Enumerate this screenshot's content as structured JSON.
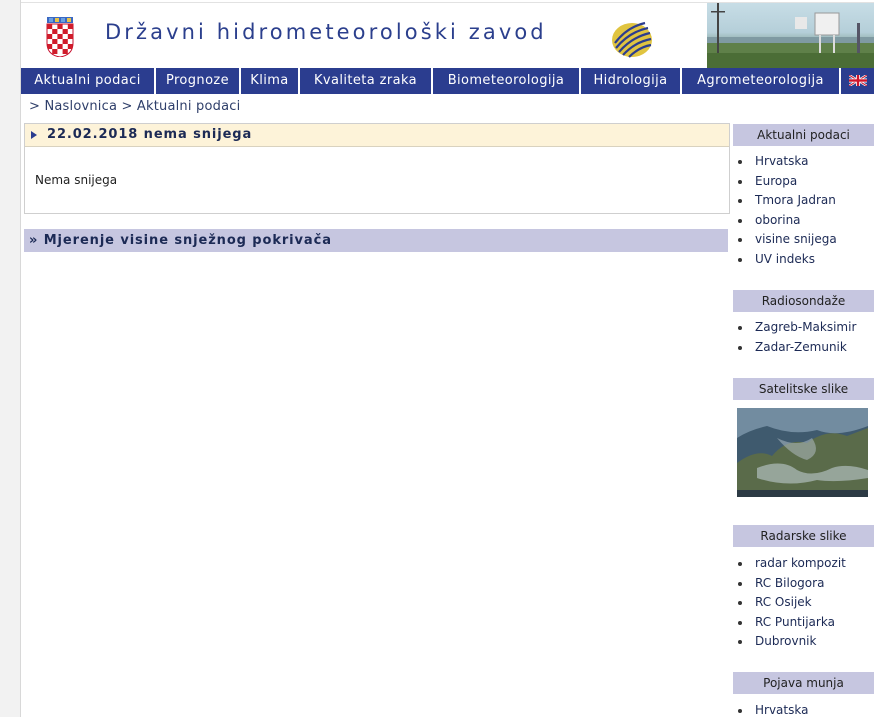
{
  "header": {
    "title": "Državni hidrometeorološki zavod"
  },
  "nav": {
    "items": [
      {
        "label": "Aktualni podaci",
        "width": 135
      },
      {
        "label": "Prognoze",
        "width": 85
      },
      {
        "label": "Klima",
        "width": 59
      },
      {
        "label": "Kvaliteta zraka",
        "width": 133
      },
      {
        "label": "Biometeorologija",
        "width": 148
      },
      {
        "label": "Hidrologija",
        "width": 101
      },
      {
        "label": "Agrometeorologija",
        "width": 159
      }
    ]
  },
  "breadcrumb": {
    "items": [
      "Naslovnica",
      "Aktualni podaci"
    ]
  },
  "article": {
    "title": "22.02.2018 nema snijega",
    "body": "Nema snijega"
  },
  "subsection": {
    "title": "» Mjerenje visine snježnog pokrivača"
  },
  "sidebar": {
    "sections": [
      {
        "title": "Aktualni podaci",
        "items": [
          "Hrvatska",
          "Europa",
          "Tmora Jadran",
          "oborina",
          "visine snijega",
          "UV indeks"
        ]
      },
      {
        "title": "Radiosondaže",
        "items": [
          "Zagreb-Maksimir",
          "Zadar-Zemunik"
        ]
      },
      {
        "title": "Satelitske slike",
        "items": []
      },
      {
        "title": "Radarske slike",
        "items": [
          "radar kompozit",
          "RC Bilogora",
          "RC Osijek",
          "RC Puntijarka",
          "Dubrovnik"
        ]
      },
      {
        "title": "Pojava munja",
        "items": [
          "Hrvatska"
        ]
      }
    ]
  },
  "colors": {
    "nav_bg": "#2b3d8f",
    "sidebar_head_bg": "#c6c6e0",
    "article_head_bg": "#fdf3d9",
    "title_blue": "#2b3f8d"
  }
}
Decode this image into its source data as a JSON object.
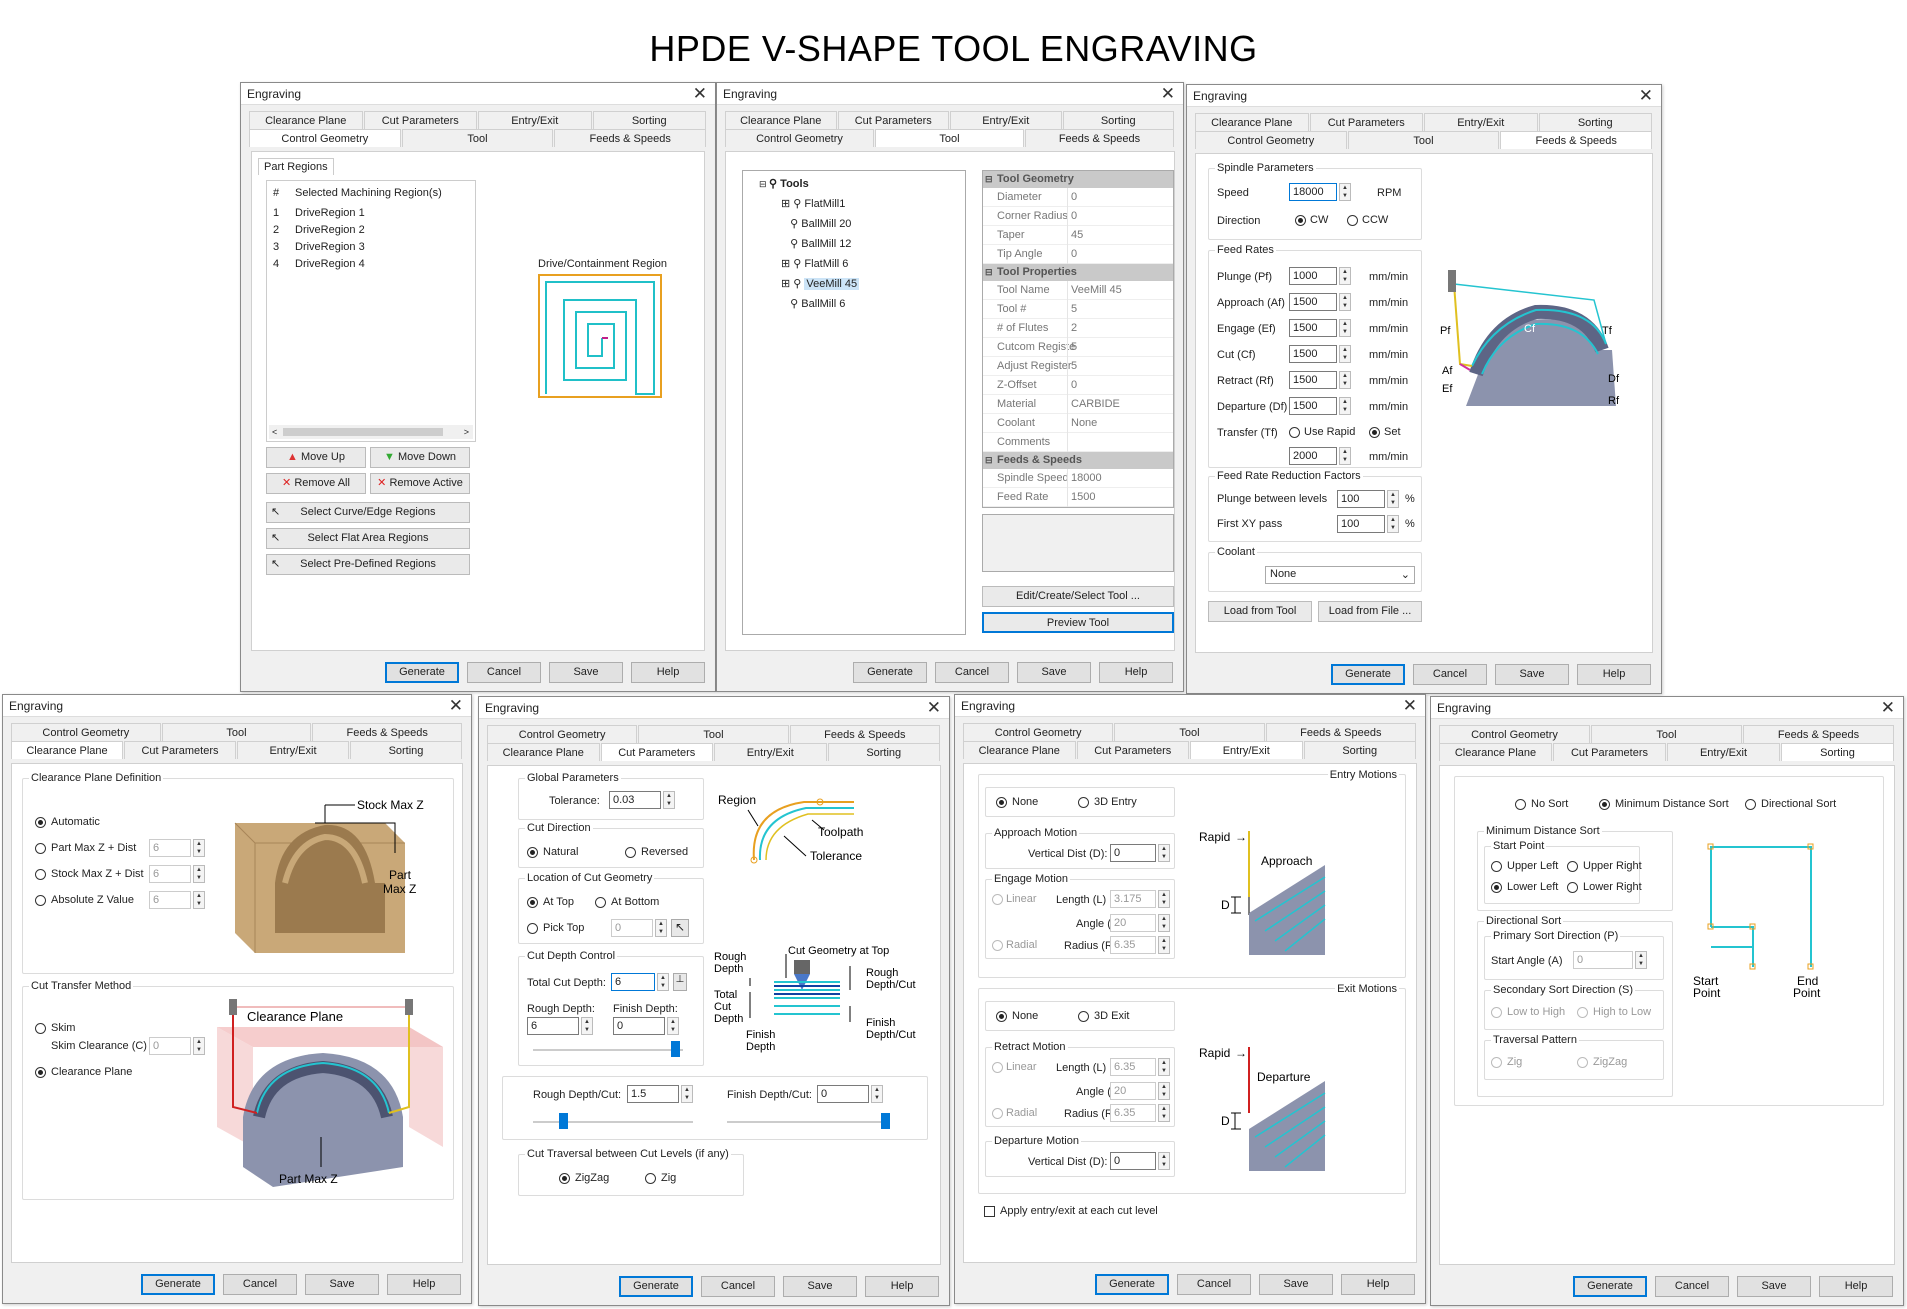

______

◆ **What the task requires**:
The records above need to be restated word for word, with the pictures left out.

◆ **Result for this exercise**:
Enumerate this screenshot's content as structured JSON.
{
  "header": {
    "title": "Državni hidrometeorološki zavod"
  },
  "nav": {
    "items": [
      {
        "label": "Aktualni podaci",
        "width": 135
      },
      {
        "label": "Prognoze",
        "width": 85
      },
      {
        "label": "Klima",
        "width": 59
      },
      {
        "label": "Kvaliteta zraka",
        "width": 133
      },
      {
        "label": "Biometeorologija",
        "width": 148
      },
      {
        "label": "Hidrologija",
        "width": 101
      },
      {
        "label": "Agrometeorologija",
        "width": 159
      }
    ]
  },
  "breadcrumb": {
    "items": [
      "Naslovnica",
      "Aktualni podaci"
    ]
  },
  "article": {
    "title": "22.02.2018 nema snijega",
    "body": "Nema snijega"
  },
  "subsection": {
    "title": "» Mjerenje visine snježnog pokrivača"
  },
  "sidebar": {
    "sections": [
      {
        "title": "Aktualni podaci",
        "items": [
          "Hrvatska",
          "Europa",
          "Tmora Jadran",
          "oborina",
          "visine snijega",
          "UV indeks"
        ]
      },
      {
        "title": "Radiosondaže",
        "items": [
          "Zagreb-Maksimir",
          "Zadar-Zemunik"
        ]
      },
      {
        "title": "Satelitske slike",
        "items": []
      },
      {
        "title": "Radarske slike",
        "items": [
          "radar kompozit",
          "RC Bilogora",
          "RC Osijek",
          "RC Puntijarka",
          "Dubrovnik"
        ]
      },
      {
        "title": "Pojava munja",
        "items": [
          "Hrvatska"
        ]
      }
    ]
  },
  "colors": {
    "nav_bg": "#2b3d8f",
    "sidebar_head_bg": "#c6c6e0",
    "article_head_bg": "#fdf3d9",
    "title_blue": "#2b3f8d"
  }
}
Decode this image into its source data as a JSON object.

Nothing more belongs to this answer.